• [Goal of the exercise]: Which lines hold the word "access"? Show each of them.

• [Extracted entries]:
......

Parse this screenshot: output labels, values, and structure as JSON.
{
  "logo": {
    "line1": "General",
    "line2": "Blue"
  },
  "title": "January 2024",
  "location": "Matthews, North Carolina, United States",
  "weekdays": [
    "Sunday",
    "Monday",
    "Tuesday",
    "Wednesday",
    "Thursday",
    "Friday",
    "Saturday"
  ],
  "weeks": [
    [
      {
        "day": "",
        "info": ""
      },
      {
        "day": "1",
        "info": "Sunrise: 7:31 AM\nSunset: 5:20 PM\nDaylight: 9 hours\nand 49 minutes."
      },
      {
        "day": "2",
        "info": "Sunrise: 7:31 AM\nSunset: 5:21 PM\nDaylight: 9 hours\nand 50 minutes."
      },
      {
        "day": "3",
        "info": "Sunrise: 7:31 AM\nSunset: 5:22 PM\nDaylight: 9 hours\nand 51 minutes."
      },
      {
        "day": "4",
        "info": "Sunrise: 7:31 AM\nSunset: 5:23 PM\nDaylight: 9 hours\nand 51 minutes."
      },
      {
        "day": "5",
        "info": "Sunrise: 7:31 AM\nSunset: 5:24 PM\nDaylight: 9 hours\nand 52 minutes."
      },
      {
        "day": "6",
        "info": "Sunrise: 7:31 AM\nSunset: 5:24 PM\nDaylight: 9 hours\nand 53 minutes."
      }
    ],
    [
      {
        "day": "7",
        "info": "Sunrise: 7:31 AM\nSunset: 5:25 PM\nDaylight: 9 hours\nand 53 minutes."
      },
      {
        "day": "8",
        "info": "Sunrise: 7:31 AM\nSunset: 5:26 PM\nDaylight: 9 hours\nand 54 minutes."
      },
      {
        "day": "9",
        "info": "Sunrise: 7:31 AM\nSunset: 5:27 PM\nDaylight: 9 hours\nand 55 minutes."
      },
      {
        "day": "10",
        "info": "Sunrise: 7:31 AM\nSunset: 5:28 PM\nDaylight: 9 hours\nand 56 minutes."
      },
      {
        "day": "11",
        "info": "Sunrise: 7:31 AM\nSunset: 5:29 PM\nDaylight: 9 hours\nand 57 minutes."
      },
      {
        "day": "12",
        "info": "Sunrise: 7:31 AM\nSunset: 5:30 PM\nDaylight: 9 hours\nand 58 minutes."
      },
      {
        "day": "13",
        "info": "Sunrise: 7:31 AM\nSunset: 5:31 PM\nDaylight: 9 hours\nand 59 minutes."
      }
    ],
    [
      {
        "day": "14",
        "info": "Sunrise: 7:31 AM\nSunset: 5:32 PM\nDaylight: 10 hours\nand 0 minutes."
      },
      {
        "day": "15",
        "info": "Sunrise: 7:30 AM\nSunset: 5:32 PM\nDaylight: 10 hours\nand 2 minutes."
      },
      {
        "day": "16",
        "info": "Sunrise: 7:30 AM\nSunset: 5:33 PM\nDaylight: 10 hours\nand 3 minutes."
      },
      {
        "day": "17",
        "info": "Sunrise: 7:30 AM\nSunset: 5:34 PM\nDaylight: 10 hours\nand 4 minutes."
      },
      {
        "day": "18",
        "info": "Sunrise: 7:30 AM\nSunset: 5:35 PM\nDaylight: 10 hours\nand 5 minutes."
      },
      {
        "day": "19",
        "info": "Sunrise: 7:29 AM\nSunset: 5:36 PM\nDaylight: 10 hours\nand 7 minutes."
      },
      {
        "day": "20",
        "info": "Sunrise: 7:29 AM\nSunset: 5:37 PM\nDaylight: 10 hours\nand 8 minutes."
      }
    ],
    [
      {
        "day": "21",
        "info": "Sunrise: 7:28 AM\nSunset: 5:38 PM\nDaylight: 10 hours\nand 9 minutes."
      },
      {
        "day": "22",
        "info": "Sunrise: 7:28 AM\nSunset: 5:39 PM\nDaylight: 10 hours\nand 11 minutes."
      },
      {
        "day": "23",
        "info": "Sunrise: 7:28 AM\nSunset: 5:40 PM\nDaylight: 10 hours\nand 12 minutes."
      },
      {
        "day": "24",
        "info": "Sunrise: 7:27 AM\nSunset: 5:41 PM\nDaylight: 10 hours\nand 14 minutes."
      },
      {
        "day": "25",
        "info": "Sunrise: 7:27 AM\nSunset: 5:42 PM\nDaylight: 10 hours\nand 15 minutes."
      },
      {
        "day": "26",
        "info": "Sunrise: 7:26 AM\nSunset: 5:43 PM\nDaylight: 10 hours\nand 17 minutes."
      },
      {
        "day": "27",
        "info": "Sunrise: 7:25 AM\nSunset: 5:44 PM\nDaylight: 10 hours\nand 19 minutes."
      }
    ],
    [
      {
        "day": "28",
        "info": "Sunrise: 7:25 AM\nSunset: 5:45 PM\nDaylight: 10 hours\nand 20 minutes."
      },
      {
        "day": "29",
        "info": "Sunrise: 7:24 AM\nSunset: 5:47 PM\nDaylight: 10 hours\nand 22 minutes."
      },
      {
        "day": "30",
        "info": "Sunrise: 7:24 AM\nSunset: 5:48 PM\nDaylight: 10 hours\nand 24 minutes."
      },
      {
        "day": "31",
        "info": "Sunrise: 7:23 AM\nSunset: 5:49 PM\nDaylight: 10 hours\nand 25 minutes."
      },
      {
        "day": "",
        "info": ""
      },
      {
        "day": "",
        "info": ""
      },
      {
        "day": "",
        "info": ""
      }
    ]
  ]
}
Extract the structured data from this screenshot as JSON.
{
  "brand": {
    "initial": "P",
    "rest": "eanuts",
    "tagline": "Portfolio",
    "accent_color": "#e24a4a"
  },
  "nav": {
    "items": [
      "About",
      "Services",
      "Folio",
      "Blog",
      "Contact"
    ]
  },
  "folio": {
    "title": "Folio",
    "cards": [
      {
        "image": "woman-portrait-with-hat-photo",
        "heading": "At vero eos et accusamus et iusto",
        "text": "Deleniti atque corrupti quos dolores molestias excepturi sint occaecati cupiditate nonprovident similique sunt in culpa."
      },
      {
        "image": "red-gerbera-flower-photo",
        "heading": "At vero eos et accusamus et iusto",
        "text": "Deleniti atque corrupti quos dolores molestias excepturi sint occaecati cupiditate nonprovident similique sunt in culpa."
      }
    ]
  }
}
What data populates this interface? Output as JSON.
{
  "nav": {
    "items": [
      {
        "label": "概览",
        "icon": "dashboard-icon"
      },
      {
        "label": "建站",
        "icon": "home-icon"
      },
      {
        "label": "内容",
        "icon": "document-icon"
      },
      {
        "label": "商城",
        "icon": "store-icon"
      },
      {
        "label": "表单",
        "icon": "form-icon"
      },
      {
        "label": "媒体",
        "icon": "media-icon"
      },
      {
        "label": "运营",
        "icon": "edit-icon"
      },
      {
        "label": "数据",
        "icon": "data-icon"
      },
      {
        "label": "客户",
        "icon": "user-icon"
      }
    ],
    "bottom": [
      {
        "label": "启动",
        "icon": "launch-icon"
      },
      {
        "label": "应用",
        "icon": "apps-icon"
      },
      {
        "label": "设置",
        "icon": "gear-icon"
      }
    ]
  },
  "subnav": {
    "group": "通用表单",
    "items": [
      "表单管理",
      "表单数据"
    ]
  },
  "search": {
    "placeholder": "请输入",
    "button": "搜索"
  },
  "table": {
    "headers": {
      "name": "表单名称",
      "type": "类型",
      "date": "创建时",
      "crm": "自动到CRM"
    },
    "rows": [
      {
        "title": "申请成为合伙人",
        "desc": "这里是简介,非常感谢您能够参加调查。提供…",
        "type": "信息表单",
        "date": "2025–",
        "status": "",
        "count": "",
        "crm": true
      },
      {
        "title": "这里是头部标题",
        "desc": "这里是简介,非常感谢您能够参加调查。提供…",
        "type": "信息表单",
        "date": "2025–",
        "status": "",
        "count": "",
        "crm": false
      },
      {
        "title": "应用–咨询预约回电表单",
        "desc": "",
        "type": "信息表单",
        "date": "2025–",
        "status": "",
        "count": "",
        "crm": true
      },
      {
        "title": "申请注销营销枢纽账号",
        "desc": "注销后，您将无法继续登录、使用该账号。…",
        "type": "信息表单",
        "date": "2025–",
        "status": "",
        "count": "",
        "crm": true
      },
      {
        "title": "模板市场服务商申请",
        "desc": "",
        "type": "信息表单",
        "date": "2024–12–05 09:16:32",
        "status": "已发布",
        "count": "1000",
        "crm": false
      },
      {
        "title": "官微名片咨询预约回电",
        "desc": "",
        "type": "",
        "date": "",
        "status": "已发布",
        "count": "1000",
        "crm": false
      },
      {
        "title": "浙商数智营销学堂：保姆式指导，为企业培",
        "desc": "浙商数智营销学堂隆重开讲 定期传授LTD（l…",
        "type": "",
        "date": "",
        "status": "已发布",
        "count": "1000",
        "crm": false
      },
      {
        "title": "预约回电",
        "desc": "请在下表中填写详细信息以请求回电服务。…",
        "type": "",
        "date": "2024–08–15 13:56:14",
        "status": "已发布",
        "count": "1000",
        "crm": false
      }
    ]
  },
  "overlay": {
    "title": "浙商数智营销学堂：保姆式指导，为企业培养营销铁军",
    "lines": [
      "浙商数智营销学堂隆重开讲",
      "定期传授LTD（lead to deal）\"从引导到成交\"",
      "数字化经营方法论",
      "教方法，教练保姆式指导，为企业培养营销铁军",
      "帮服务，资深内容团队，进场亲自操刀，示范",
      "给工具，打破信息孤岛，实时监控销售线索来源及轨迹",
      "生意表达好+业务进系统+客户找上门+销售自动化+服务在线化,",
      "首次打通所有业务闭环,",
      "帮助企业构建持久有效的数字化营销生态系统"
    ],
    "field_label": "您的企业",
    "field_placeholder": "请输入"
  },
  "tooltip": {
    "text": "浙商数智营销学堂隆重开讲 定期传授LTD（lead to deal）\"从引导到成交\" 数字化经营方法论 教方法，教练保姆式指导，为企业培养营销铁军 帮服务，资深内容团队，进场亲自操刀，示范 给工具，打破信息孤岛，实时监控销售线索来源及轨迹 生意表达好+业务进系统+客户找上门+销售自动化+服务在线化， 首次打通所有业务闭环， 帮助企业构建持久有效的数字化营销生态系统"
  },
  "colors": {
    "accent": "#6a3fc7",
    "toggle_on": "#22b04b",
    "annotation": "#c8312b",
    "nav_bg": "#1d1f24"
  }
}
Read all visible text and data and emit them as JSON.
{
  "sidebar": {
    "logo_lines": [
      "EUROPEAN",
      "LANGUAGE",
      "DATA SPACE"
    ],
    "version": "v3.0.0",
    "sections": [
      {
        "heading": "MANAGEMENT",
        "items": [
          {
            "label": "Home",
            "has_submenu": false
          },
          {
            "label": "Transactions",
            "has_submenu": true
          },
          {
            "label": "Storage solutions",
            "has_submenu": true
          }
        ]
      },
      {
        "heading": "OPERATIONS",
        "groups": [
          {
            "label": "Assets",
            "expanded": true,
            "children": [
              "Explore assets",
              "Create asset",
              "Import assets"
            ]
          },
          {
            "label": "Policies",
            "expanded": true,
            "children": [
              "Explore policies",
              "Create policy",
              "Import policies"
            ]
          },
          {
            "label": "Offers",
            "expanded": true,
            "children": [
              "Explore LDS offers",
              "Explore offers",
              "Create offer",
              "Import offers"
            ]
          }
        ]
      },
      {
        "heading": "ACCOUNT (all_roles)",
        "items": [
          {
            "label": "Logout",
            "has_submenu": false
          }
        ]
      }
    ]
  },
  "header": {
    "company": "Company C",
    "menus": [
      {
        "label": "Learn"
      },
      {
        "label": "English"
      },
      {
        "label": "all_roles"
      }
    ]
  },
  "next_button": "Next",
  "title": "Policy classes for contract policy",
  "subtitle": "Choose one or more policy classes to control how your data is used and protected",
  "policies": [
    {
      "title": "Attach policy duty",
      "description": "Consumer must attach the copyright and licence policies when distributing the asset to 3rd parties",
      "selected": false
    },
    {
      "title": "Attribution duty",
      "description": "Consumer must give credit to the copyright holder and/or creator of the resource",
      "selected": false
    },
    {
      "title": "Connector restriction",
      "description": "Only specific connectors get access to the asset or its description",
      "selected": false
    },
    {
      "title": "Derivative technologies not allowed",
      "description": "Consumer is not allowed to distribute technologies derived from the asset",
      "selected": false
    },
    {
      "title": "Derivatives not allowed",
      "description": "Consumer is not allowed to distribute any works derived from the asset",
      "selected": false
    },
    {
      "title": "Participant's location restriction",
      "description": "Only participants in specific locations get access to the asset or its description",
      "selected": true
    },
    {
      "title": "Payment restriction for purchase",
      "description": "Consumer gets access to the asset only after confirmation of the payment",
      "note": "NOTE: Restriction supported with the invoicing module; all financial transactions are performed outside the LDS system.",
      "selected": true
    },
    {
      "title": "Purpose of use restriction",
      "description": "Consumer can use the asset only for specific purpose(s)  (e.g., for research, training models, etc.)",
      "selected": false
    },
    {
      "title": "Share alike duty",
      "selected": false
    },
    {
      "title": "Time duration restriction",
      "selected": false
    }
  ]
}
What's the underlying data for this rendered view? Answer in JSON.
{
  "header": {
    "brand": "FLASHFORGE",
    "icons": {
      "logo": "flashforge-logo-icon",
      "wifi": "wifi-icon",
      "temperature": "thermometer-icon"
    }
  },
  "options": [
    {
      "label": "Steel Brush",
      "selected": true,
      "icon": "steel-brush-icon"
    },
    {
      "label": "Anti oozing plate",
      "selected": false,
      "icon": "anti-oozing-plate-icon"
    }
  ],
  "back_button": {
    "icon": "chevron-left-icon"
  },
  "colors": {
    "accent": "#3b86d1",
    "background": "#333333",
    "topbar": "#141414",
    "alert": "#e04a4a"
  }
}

......

• [The response]:
      "description": "Only specific connectors get access to the asset or its description",
      "description": "Only participants in specific locations get access to the asset or its description",
      "description": "Consumer gets access to the asset only after confirmation of the payment",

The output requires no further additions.